### Reading passage
::::

Social media has become an important stop for job seekers as information is easily and quickly shared. But so are fake job adverts.
In 2018 people looking for work were asked to pay money to apply for jobs as census enumerators and supervisors at the Kenya National Bureau of Statistics. Africa Check found that the advert was a scam.
A recent Facebook post offering jobs at supermarket chain Shoprite has been flagged by users as potentially fake. We checked if it was another scam.
‘Wide range of positions’
The post said Shoprite was hiring workers to fill new positions. It linked to an advert on a website that claimed “a wide range of store-environment positions are also available in [Shoprite’s] continent-wide operations, including food, furniture and fast-food retailing”. (Note: The link to the website currently returns the error message that the “account has been suspended”.)
The advert told people to apply by dialling *120*446# on their phones. It included a link to the Shoprite Holdings careers website, which carries the same code
Shoprite not associated with site
But Shoprite told Africa Check they have “no association” with the site that posted the listing.
The retailer said job seekers should only use their careers website, which has reliable and up-to-date information.
Shoprite also warned people to be wary of any advert that asked job seekers to pay an application fee.
How to check if a job ad is real
There are a few important things to look for in any job advert, says the MPC Recruitment Group, a recruitment company based in Johannesburg, South Africa.

::::

### Data to use
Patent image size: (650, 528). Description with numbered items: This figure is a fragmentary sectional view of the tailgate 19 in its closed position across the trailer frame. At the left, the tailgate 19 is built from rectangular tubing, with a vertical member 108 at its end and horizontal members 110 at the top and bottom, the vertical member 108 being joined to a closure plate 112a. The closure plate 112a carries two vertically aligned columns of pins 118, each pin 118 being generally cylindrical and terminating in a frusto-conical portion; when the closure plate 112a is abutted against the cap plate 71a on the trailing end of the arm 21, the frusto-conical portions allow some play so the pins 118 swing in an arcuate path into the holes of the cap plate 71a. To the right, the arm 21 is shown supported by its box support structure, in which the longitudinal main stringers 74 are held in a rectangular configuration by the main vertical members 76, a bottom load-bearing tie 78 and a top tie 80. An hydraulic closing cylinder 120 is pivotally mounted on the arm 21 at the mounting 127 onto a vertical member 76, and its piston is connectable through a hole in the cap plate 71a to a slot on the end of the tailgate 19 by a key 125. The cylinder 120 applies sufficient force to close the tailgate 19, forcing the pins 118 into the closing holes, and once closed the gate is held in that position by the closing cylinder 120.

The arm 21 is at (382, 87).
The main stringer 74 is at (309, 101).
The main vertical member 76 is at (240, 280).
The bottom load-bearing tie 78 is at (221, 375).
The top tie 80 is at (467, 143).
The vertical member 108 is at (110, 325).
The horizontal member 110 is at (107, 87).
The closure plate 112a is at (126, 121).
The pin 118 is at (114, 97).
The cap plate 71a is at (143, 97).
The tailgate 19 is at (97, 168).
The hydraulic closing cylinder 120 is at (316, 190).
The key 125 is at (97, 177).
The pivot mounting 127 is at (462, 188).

::::

### Prompt 1
Rewrite the Shoprite job scam article between "How to check" and "Johannesburg, South Africa.", inclusive, using "staffing agency" in place of "recruitment company".
### Prompt 2
Copy the entries from their first line through the line containing "The top tie 80 is at (467, 143).", inclusive.

### Right answer 1
How to check if a job ad is real
There are a few important things to look for in any job advert, says the MPC Recruitment Group, a staffing agency based in Johannesburg, South Africa.

### Right answer 2
Patent image size: (650, 528). Description with numbered items: This figure is a fragmentary sectional view of the tailgate 19 in its closed position across the trailer frame. At the left, the tailgate 19 is built from rectangular tubing, with a vertical member 108 at its end and horizontal members 110 at the top and bottom, the vertical member 108 being joined to a closure plate 112a. The closure plate 112a carries two vertically aligned columns of pins 118, each pin 118 being generally cylindrical and terminating in a frusto-conical portion; when the closure plate 112a is abutted against the cap plate 71a on the trailing end of the arm 21, the frusto-conical portions allow some play so the pins 118 swing in an arcuate path into the holes of the cap plate 71a. To the right, the arm 21 is shown supported by its box support structure, in which the longitudinal main stringers 74 are held in a rectangular configuration by the main vertical members 76, a bottom load-bearing tie 78 and a top tie 80. An hydraulic closing cylinder 120 is pivotally mounted on the arm 21 at the mounting 127 onto a vertical member 76, and its piston is connectable through a hole in the cap plate 71a to a slot on the end of the tailgate 19 by a key 125. The cylinder 120 applies sufficient force to close the tailgate 19, forcing the pins 118 into the closing holes, and once closed the gate is held in that position by the closing cylinder 120.

The arm 21 is at (382, 87).
The main stringer 74 is at (309, 101).
The main vertical member 76 is at (240, 280).
The bottom load-bearing tie 78 is at (221, 375).
The top tie 80 is at (467, 143).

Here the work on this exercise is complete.